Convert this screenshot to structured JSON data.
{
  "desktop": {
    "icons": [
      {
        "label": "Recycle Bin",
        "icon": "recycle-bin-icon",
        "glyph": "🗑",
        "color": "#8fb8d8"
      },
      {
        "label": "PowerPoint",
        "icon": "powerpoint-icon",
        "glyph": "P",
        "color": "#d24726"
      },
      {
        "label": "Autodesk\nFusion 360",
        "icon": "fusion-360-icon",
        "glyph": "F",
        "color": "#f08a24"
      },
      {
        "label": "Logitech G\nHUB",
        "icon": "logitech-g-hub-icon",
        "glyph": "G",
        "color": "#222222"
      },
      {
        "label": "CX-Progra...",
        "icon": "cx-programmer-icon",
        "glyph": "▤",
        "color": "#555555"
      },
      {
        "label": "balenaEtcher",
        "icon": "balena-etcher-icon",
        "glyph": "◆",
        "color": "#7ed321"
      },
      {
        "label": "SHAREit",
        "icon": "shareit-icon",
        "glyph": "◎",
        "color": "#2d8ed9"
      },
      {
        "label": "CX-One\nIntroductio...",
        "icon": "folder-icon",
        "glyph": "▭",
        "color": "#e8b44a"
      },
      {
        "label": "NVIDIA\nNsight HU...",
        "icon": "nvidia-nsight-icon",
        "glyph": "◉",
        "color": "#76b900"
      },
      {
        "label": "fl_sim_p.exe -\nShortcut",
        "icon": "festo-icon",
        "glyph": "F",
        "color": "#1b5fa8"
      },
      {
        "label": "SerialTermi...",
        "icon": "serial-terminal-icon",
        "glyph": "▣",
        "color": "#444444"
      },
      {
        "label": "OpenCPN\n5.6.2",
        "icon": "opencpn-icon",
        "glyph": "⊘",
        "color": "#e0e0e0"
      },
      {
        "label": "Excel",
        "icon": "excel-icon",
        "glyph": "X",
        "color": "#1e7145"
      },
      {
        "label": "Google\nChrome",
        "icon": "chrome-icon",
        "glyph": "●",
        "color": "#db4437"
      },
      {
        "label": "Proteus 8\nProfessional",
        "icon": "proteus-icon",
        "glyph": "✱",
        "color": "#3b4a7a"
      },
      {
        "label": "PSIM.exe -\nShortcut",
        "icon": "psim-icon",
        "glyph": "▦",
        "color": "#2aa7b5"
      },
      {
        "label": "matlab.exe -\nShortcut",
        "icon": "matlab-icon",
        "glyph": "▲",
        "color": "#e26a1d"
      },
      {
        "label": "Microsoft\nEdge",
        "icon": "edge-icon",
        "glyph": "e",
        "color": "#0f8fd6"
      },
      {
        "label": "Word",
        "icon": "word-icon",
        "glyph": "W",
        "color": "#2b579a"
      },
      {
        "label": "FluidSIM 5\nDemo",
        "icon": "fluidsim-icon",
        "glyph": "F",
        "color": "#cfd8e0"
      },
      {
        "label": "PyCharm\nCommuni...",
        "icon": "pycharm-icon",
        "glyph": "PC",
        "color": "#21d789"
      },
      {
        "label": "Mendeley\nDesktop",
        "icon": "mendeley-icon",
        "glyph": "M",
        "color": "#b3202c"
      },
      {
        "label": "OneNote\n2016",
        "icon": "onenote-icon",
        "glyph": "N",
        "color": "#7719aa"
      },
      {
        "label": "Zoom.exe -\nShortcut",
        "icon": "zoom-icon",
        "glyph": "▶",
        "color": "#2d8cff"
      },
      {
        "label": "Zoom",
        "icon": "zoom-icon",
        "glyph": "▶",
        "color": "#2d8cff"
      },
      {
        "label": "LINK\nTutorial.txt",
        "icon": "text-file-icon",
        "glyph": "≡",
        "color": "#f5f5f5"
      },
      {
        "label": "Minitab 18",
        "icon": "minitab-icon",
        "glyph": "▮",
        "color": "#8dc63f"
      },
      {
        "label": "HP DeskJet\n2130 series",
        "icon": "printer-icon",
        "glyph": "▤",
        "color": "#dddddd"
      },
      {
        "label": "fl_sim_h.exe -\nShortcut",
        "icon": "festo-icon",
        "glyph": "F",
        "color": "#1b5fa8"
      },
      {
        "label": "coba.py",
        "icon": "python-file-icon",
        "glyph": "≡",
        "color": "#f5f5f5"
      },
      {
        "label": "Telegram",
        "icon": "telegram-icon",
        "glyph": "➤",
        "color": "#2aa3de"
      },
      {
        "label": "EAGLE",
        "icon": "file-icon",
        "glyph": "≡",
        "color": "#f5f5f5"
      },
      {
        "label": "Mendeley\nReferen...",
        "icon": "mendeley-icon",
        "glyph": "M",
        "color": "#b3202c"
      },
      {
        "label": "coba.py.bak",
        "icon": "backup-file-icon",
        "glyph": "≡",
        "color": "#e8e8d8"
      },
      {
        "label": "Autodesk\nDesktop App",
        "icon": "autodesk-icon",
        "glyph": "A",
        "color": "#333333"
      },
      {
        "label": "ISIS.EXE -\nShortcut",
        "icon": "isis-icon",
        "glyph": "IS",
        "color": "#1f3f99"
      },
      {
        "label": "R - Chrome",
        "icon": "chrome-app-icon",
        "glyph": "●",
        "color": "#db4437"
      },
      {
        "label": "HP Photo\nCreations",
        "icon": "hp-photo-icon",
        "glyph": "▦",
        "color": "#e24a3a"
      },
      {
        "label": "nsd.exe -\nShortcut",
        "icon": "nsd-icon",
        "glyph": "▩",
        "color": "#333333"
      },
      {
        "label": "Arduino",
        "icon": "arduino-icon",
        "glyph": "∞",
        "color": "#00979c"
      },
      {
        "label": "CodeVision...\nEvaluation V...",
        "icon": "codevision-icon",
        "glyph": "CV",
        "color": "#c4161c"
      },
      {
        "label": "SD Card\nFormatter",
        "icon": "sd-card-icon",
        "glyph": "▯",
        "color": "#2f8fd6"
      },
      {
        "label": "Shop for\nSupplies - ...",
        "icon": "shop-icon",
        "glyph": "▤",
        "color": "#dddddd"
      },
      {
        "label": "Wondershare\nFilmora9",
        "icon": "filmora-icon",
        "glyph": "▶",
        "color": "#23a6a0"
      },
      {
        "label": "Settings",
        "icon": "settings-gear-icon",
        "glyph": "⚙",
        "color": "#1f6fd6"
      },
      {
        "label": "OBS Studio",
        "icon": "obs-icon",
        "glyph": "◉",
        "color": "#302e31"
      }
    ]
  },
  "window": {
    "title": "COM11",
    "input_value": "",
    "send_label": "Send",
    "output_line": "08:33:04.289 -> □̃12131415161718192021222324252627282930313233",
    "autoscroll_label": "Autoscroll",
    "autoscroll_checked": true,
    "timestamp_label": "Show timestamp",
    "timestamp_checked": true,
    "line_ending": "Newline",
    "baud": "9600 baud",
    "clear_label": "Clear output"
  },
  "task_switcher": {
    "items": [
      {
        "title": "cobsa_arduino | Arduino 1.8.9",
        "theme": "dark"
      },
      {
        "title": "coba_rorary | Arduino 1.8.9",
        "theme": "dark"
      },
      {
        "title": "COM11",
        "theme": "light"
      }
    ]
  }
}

■ ■ ■ ■

* Set problem: Take the entries and copy them out exactly.

* Answer to the exercise:
Convert this screenshot to structured JSON data.
{
  "desktop": {
    "icons": [
      {
        "label": "Recycle Bin",
        "icon": "recycle-bin-icon",
        "glyph": "🗑",
        "color": "#8fb8d8"
      },
      {
        "label": "PowerPoint",
        "icon": "powerpoint-icon",
        "glyph": "P",
        "color": "#d24726"
      },
      {
        "label": "Autodesk\nFusion 360",
        "icon": "fusion-360-icon",
        "glyph": "F",
        "color": "#f08a24"
      },
      {
        "label": "Logitech G\nHUB",
        "icon": "logitech-g-hub-icon",
        "glyph": "G",
        "color": "#222222"
      },
      {
        "label": "CX-Progra...",
        "icon": "cx-programmer-icon",
        "glyph": "▤",
        "color": "#555555"
      },
      {
        "label": "balenaEtcher",
        "icon": "balena-etcher-icon",
        "glyph": "◆",
        "color": "#7ed321"
      },
      {
        "label": "SHAREit",
        "icon": "shareit-icon",
        "glyph": "◎",
        "color": "#2d8ed9"
      },
      {
        "label": "CX-One\nIntroductio...",
        "icon": "folder-icon",
        "glyph": "▭",
        "color": "#e8b44a"
      },
      {
        "label": "NVIDIA\nNsight HU...",
        "icon": "nvidia-nsight-icon",
        "glyph": "◉",
        "color": "#76b900"
      },
      {
        "label": "fl_sim_p.exe -\nShortcut",
        "icon": "festo-icon",
        "glyph": "F",
        "color": "#1b5fa8"
      },
      {
        "label": "SerialTermi...",
        "icon": "serial-terminal-icon",
        "glyph": "▣",
        "color": "#444444"
      },
      {
        "label": "OpenCPN\n5.6.2",
        "icon": "opencpn-icon",
        "glyph": "⊘",
        "color": "#e0e0e0"
      },
      {
        "label": "Excel",
        "icon": "excel-icon",
        "glyph": "X",
        "color": "#1e7145"
      },
      {
        "label": "Google\nChrome",
        "icon": "chrome-icon",
        "glyph": "●",
        "color": "#db4437"
      },
      {
        "label": "Proteus 8\nProfessional",
        "icon": "proteus-icon",
        "glyph": "✱",
        "color": "#3b4a7a"
      },
      {
        "label": "PSIM.exe -\nShortcut",
        "icon": "psim-icon",
        "glyph": "▦",
        "color": "#2aa7b5"
      },
      {
        "label": "matlab.exe -\nShortcut",
        "icon": "matlab-icon",
        "glyph": "▲",
        "color": "#e26a1d"
      },
      {
        "label": "Microsoft\nEdge",
        "icon": "edge-icon",
        "glyph": "e",
        "color": "#0f8fd6"
      },
      {
        "label": "Word",
        "icon": "word-icon",
        "glyph": "W",
        "color": "#2b579a"
      },
      {
        "label": "FluidSIM 5\nDemo",
        "icon": "fluidsim-icon",
        "glyph": "F",
        "color": "#cfd8e0"
      },
      {
        "label": "PyCharm\nCommuni...",
        "icon": "pycharm-icon",
        "glyph": "PC",
        "color": "#21d789"
      },
      {
        "label": "Mendeley\nDesktop",
        "icon": "mendeley-icon",
        "glyph": "M",
        "color": "#b3202c"
      },
      {
        "label": "OneNote\n2016",
        "icon": "onenote-icon",
        "glyph": "N",
        "color": "#7719aa"
      },
      {
        "label": "Zoom.exe -\nShortcut",
        "icon": "zoom-icon",
        "glyph": "▶",
        "color": "#2d8cff"
      },
      {
        "label": "Zoom",
        "icon": "zoom-icon",
        "glyph": "▶",
        "color": "#2d8cff"
      },
      {
        "label": "LINK\nTutorial.txt",
        "icon": "text-file-icon",
        "glyph": "≡",
        "color": "#f5f5f5"
      },
      {
        "label": "Minitab 18",
        "icon": "minitab-icon",
        "glyph": "▮",
        "color": "#8dc63f"
      },
      {
        "label": "HP DeskJet\n2130 series",
        "icon": "printer-icon",
        "glyph": "▤",
        "color": "#dddddd"
      },
      {
        "label": "fl_sim_h.exe -\nShortcut",
        "icon": "festo-icon",
        "glyph": "F",
        "color": "#1b5fa8"
      },
      {
        "label": "coba.py",
        "icon": "python-file-icon",
        "glyph": "≡",
        "color": "#f5f5f5"
      },
      {
        "label": "Telegram",
        "icon": "telegram-icon",
        "glyph": "➤",
        "color": "#2aa3de"
      },
      {
        "label": "EAGLE",
        "icon": "file-icon",
        "glyph": "≡",
        "color": "#f5f5f5"
      },
      {
        "label": "Mendeley\nReferen...",
        "icon": "mendeley-icon",
        "glyph": "M",
        "color": "#b3202c"
      },
      {
        "label": "coba.py.bak",
        "icon": "backup-file-icon",
        "glyph": "≡",
        "color": "#e8e8d8"
      },
      {
        "label": "Autodesk\nDesktop App",
        "icon": "autodesk-icon",
        "glyph": "A",
        "color": "#333333"
      },
      {
        "label": "ISIS.EXE -\nShortcut",
        "icon": "isis-icon",
        "glyph": "IS",
        "color": "#1f3f99"
      },
      {
        "label": "R - Chrome",
        "icon": "chrome-app-icon",
        "glyph": "●",
        "color": "#db4437"
      },
      {
        "label": "HP Photo\nCreations",
        "icon": "hp-photo-icon",
        "glyph": "▦",
        "color": "#e24a3a"
      },
      {
        "label": "nsd.exe -\nShortcut",
        "icon": "nsd-icon",
        "glyph": "▩",
        "color": "#333333"
      },
      {
        "label": "Arduino",
        "icon": "arduino-icon",
        "glyph": "∞",
        "color": "#00979c"
      },
      {
        "label": "CodeVision...\nEvaluation V...",
        "icon": "codevision-icon",
        "glyph": "CV",
        "color": "#c4161c"
      },
      {
        "label": "SD Card\nFormatter",
        "icon": "sd-card-icon",
        "glyph": "▯",
        "color": "#2f8fd6"
      },
      {
        "label": "Shop for\nSupplies - ...",
        "icon": "shop-icon",
        "glyph": "▤",
        "color": "#dddddd"
      },
      {
        "label": "Wondershare\nFilmora9",
        "icon": "filmora-icon",
        "glyph": "▶",
        "color": "#23a6a0"
      },
      {
        "label": "Settings",
        "icon": "settings-gear-icon",
        "glyph": "⚙",
        "color": "#1f6fd6"
      },
      {
        "label": "OBS Studio",
        "icon": "obs-icon",
        "glyph": "◉",
        "color": "#302e31"
      }
    ]
  },
  "window": {
    "title": "COM11",
    "input_value": "",
    "send_label": "Send",
    "output_line": "08:33:04.289 -> □̃12131415161718192021222324252627282930313233",
    "autoscroll_label": "Autoscroll",
    "autoscroll_checked": true,
    "timestamp_label": "Show timestamp",
    "timestamp_checked": true,
    "line_ending": "Newline",
    "baud": "9600 baud",
    "clear_label": "Clear output"
  },
  "task_switcher": {
    "items": [
      {
        "title": "cobsa_arduino | Arduino 1.8.9",
        "theme": "dark"
      },
      {
        "title": "coba_rorary | Arduino 1.8.9",
        "theme": "dark"
      },
      {
        "title": "COM11",
        "theme": "light"
      }
    ]
  }
}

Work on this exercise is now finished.